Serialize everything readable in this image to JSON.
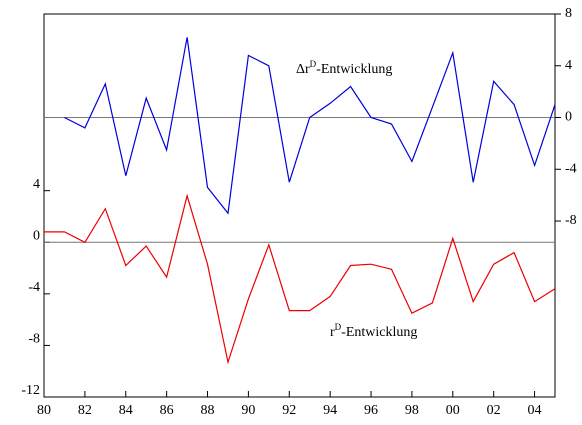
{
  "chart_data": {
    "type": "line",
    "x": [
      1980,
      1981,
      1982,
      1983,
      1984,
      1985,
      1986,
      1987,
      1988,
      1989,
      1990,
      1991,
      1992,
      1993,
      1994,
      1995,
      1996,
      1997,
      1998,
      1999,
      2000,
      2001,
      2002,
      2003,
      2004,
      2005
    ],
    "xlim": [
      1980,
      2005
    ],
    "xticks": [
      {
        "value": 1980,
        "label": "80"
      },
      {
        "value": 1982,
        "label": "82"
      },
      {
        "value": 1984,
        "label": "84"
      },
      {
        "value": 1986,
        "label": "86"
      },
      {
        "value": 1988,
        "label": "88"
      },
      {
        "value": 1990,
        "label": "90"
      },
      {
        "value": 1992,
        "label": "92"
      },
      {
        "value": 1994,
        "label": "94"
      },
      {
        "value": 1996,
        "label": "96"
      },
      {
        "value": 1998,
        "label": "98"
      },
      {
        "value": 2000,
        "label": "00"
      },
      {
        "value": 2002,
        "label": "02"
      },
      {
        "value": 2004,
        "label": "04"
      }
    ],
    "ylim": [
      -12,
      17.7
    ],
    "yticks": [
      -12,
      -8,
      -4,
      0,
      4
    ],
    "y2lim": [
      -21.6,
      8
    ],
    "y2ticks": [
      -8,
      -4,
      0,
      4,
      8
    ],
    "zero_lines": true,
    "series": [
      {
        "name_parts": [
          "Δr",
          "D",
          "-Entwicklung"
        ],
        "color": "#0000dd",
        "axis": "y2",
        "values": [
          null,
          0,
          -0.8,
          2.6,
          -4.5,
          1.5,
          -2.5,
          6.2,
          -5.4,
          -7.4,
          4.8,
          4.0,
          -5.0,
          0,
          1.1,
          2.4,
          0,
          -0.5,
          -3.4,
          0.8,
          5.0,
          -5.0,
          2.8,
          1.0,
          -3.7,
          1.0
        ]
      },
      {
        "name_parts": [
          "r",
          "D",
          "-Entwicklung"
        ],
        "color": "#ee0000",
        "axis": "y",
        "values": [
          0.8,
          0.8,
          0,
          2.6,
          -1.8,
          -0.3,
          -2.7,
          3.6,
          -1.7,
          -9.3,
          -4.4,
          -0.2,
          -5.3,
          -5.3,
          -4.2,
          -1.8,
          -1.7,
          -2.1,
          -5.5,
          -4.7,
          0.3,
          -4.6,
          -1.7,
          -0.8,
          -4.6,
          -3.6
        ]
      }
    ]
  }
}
####################
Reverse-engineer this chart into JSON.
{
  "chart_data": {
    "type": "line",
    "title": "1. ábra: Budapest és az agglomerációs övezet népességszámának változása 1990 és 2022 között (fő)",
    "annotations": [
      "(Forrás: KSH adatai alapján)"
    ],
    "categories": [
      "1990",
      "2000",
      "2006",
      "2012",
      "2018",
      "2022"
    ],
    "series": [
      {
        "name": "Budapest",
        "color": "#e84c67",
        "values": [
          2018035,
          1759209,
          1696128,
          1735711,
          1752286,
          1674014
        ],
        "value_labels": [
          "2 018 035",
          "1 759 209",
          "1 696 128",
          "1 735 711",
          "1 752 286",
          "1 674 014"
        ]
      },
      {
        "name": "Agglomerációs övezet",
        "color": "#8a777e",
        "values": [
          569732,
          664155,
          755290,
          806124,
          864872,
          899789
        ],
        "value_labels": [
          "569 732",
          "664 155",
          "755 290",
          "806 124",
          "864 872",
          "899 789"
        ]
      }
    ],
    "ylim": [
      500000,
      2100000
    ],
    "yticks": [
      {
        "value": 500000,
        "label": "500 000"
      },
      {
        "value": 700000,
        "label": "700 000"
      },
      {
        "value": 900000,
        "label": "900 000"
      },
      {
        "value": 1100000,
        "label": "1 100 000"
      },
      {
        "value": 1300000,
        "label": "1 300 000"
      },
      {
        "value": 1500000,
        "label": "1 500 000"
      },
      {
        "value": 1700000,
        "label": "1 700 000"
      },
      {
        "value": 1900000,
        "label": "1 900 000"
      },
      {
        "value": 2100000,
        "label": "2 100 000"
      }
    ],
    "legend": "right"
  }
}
####################
Exercise prompt:
Whenever "Budapest" turns up in a line, pick that line out.

Result:
    "title": "1. ábra: Budapest és az agglomerációs övezet népességszámának változása 1990 és 2022 között (fő)",
        "name": "Budapest",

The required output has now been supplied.